DOCUMENT SEGMENT:
+ + + + +
The smell now emanating from Yallahs (small) Pond — there are two ponds — is due to gases; mainly hydrogen sulphide, apparently resulting from the growth of algae. This is a characteristic of brackish ponds in the tropics, but it is not a common occurrence.

I have visited the pond hundreds of times over the past 40 years — as a birdwatcher it is one of my favourite locations — and have taken note of the seasonal changes year after year.

The water level in the pond rises during the rainy season and falls due to evaporation during the hot dry summer months. In drought years the level gets extremely low, and the salt level very high. I once analysed this very salty liquid and found it three times as salty as the sea.

The phenomenon of algal growth and offensive smell occurs infrequently — maybe twice per decade — and I suspect is triggered by an optimum salt concentration. Since this year, it has occurred in August/September after the lowest pond level began to be diluted by rainfall. Heavy rains will further reduce the salinity and the algae will disappear; but this has not happened yet.

Although they look fragile, the ponds are ancient and appear on the earliest maps of Jamaica. I once found a Taino arrowhead there, which is not unexpected as they depended considerably on shellfish. The only time the ponds are joined to the sea has been when exceedingly heavy rains raise the water level and the excess water pressure breaks through the "safety valve" at the lowest point of the protecting ridge, where NWA is now excavating.
+ + + + +
YOUR INSTRUCTIONS:
Retype the Yallahs Pond letter word for word, starting with "The phenomenon of" and going on through "not happened yet.".

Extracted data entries
+ + + + +
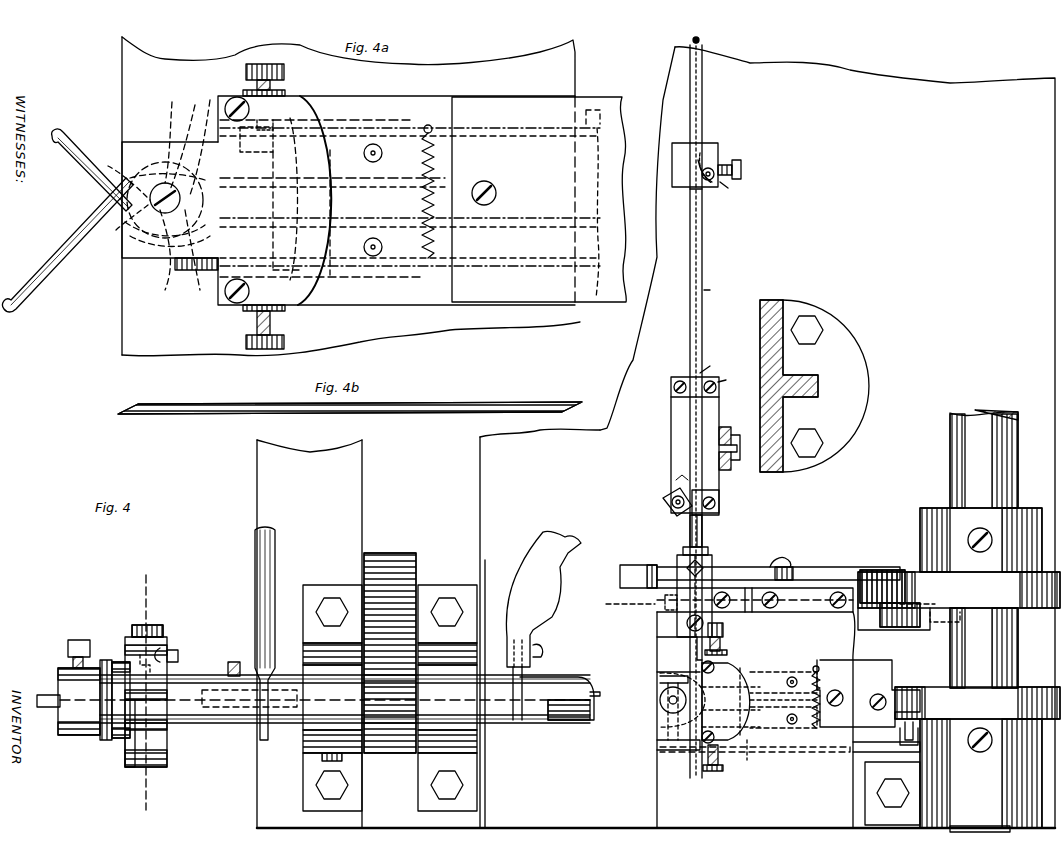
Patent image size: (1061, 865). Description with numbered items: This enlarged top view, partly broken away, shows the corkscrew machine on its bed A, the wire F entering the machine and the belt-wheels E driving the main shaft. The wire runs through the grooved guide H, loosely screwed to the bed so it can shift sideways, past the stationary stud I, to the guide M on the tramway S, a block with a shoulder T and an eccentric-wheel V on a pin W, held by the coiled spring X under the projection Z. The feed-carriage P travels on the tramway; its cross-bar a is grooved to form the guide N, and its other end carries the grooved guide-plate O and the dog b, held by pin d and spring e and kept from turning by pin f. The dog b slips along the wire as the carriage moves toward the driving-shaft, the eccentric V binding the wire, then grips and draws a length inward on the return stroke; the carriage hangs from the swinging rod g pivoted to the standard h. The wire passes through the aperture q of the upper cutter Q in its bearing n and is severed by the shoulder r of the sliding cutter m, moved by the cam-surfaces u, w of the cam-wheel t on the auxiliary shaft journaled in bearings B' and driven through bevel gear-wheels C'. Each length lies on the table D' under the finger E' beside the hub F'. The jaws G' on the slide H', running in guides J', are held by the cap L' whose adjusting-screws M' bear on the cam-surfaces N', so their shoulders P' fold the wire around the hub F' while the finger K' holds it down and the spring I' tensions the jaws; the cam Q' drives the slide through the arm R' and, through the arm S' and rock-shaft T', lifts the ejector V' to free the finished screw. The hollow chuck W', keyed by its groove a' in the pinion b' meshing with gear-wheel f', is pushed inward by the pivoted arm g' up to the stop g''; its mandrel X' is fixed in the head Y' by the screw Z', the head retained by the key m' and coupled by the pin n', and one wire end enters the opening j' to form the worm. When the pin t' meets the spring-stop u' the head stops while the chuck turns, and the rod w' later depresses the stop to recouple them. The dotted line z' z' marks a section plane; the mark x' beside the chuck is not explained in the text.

In FIG. 4, the bed A is at (827, 437).
In FIG. 4A, the wire F is at (92, 170).
In FIG. 4, the wire F is at (705, 407).
In FIG. 4A, the belt-wheels E is at (68, 245).
In FIG. 4, the tramway S is at (712, 288).
In FIG. 4, the shoulder T is at (695, 165).
In FIG. 4, the projection Z is at (705, 160).
In FIG. 4, the coiled spring X is at (729, 159).
In FIG. 4, the pin W is at (732, 188).
In FIG. 4, the eccentric-wheel V is at (713, 185).
In FIG. 4, the guide M is at (682, 193).
In FIG. 4, the guide N is at (707, 365).
In FIG. 4, the cross-bar a is at (726, 377).
In FIG. 4, the feed-carriage P is at (695, 445).
In FIG. 4, the standard h is at (814, 386).
In FIG. 4, the swinging rod g is at (729, 452).
In FIG. 4, the pin f is at (680, 485).
In FIG. 4, the coiled spring e is at (673, 499).
In FIG. 4, the dog b is at (666, 509).
In FIG. 4, the pin d is at (684, 508).
In FIG. 4, the guide-plate O is at (712, 502).
In FIG. 4, the upper cutter Q is at (703, 535).
In FIG. 4, the central aperture q is at (686, 546).
In FIG. 4, the bearing n is at (705, 592).
In FIG. 4, the stop g'' is at (760, 572).
In FIG. 4, the movable lower cutter m is at (746, 601).
In FIG. 4, the cutting-shoulder r is at (728, 620).
In FIG. 4, the finger E' is at (756, 720).
In FIG. 4A, the ejector V' is at (169, 134).
In FIG. 4, the ejector V' is at (664, 708).
In FIG. 4A, the hub F' is at (123, 177).
In FIG. 4B, the hub F' is at (350, 416).
In FIG. 4, the hub F' is at (674, 700).
In FIG. 4A, the cap L' is at (318, 190).
In FIG. 4, the cap L' is at (731, 702).
In FIG. 4A, the jaws G' is at (285, 201).
In FIG. 4, the jaws G' is at (783, 700).
In FIG. 4, the bevel gear-wheels C' is at (783, 713).
In FIG. 4, the coiled spring I' is at (825, 697).
In FIG. 4A, the engaging-arm R' is at (539, 199).
In FIG. 4, the engaging-arm R' is at (790, 696).
In FIG. 4A, the adjusting-screws M' is at (274, 206).
In FIG. 4, the adjusting-screws M' is at (723, 709).
In FIG. 4A, the cam-surfaces N' is at (285, 201).
In FIG. 4, the cam-surfaces N' is at (756, 757).
In FIG. 4A, the guides J' is at (409, 200).
In FIG. 4, the guides J' is at (793, 700).
In FIG. 4A, the slide H' is at (401, 197).
In FIG. 4, the slide H' is at (904, 711).
In FIG. 4A, the guide H is at (593, 204).
In FIG. 4A, the table D' is at (170, 239).
In FIG. 4, the table D' is at (647, 769).
In FIG. 4A, the shoulders P' is at (167, 200).
In FIG. 4A, the guide I is at (419, 191).
In FIG. 4A, the finger K' is at (122, 227).
In FIG. 4, the cam-wheel t is at (959, 549).
In FIG. 4, the cam-surface u is at (890, 598).
In FIG. 4, the cam-surface w is at (909, 619).
In FIG. 4, the cam Q' is at (977, 703).
In FIG. 4, the bearings B' is at (981, 775).
In FIG. 4, the rock-shaft T' is at (886, 783).
In FIG. 4, the arm S' is at (926, 733).
In FIG. 4, the hollow chuck W' is at (325, 705).
In FIG. 4, the worm-mandrel X' is at (47, 711).
In FIG. 4, the head Y' is at (79, 701).
In FIG. 4, the screw Z' is at (79, 654).
In FIG. 4, the key m' is at (133, 702).
In FIG. 4, the pin n' is at (152, 622).
In FIG. 4, the pin x' is at (142, 641).
In FIG. 4, the pin t' is at (174, 654).
In FIG. 4, the dotted section line z' is at (144, 692).
In FIG. 4, the longitudinal groove a' is at (249, 698).
In FIG. 4, the spring-stop u' is at (233, 661).
In FIG. 4, the rod w' is at (252, 633).
In FIG. 4, the pinion-wheel b' is at (390, 698).
In FIG. 4, the gear-wheel f' is at (398, 653).
In FIG. 4, the pivoted arm g' is at (543, 625).
In FIG. 4, the right-angular opening j' is at (563, 708).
+ + + + +
REPLY:
The phenomenon of algal growth and offensive smell occurs infrequently — maybe twice per decade — and I suspect is triggered by an optimum salt concentration. Since this year, it has occurred in August/September after the lowest pond level began to be diluted by rainfall. Heavy rains will further reduce the salinity and the algae will disappear; but this has not happened yet.